Problem details: Every line of the records below should be restated exactly.

Data records:
►

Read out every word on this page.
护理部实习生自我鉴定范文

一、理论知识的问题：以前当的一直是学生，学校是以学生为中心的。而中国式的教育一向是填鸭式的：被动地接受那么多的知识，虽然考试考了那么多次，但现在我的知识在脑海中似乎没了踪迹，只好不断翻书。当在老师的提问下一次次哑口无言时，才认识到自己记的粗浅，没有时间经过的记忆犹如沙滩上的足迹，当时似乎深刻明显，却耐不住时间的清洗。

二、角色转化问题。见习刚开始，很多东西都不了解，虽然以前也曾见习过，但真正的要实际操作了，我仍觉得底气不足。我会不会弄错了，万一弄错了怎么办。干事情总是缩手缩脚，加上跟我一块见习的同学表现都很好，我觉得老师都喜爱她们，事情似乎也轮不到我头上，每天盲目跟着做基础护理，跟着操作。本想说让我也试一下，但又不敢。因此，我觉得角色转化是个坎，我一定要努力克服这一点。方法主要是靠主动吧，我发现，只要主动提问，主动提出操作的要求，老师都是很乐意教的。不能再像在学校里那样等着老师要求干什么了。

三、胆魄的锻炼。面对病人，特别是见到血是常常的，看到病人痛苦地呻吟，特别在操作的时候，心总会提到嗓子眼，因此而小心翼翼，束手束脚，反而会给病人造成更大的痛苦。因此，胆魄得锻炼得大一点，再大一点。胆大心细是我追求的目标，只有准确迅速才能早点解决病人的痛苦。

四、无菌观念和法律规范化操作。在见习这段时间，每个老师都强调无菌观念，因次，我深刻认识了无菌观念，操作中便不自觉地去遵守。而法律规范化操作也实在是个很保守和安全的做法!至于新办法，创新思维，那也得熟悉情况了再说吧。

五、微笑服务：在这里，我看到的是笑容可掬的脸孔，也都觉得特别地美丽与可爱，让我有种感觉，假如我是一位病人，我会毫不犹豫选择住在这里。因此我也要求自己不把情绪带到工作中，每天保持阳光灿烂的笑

◄

Exercise result:
Read out every word on this page.
护理部实习生自我鉴定范文

一、理论知识的问题：以前当的一直是学生，学校是以学生为中心的。而中国式的教育一向是填鸭式的：被动地接受那么多的知识，虽然考试考了那么多次，但现在我的知识在脑海中似乎没了踪迹，只好不断翻书。当在老师的提问下一次次哑口无言时，才认识到自己记的粗浅，没有时间经过的记忆犹如沙滩上的足迹，当时似乎深刻明显，却耐不住时间的清洗。

二、角色转化问题。见习刚开始，很多东西都不了解，虽然以前也曾见习过，但真正的要实际操作了，我仍觉得底气不足。我会不会弄错了，万一弄错了怎么办。干事情总是缩手缩脚，加上跟我一块见习的同学表现都很好，我觉得老师都喜爱她们，事情似乎也轮不到我头上，每天盲目跟着做基础护理，跟着操作。本想说让我也试一下，但又不敢。因此，我觉得角色转化是个坎，我一定要努力克服这一点。方法主要是靠主动吧，我发现，只要主动提问，主动提出操作的要求，老师都是很乐意教的。不能再像在学校里那样等着老师要求干什么了。

三、胆魄的锻炼。面对病人，特别是见到血是常常的，看到病人痛苦地呻吟，特别在操作的时候，心总会提到嗓子眼，因此而小心翼翼，束手束脚，反而会给病人造成更大的痛苦。因此，胆魄得锻炼得大一点，再大一点。胆大心细是我追求的目标，只有准确迅速才能早点解决病人的痛苦。

四、无菌观念和法律规范化操作。在见习这段时间，每个老师都强调无菌观念，因次，我深刻认识了无菌观念，操作中便不自觉地去遵守。而法律规范化操作也实在是个很保守和安全的做法!至于新办法，创新思维，那也得熟悉情况了再说吧。

五、微笑服务：在这里，我看到的是笑容可掬的脸孔，也都觉得特别地美丽与可爱，让我有种感觉，假如我是一位病人，我会毫不犹豫选择住在这里。因此我也要求自己不把情绪带到工作中，每天保持阳光灿烂的笑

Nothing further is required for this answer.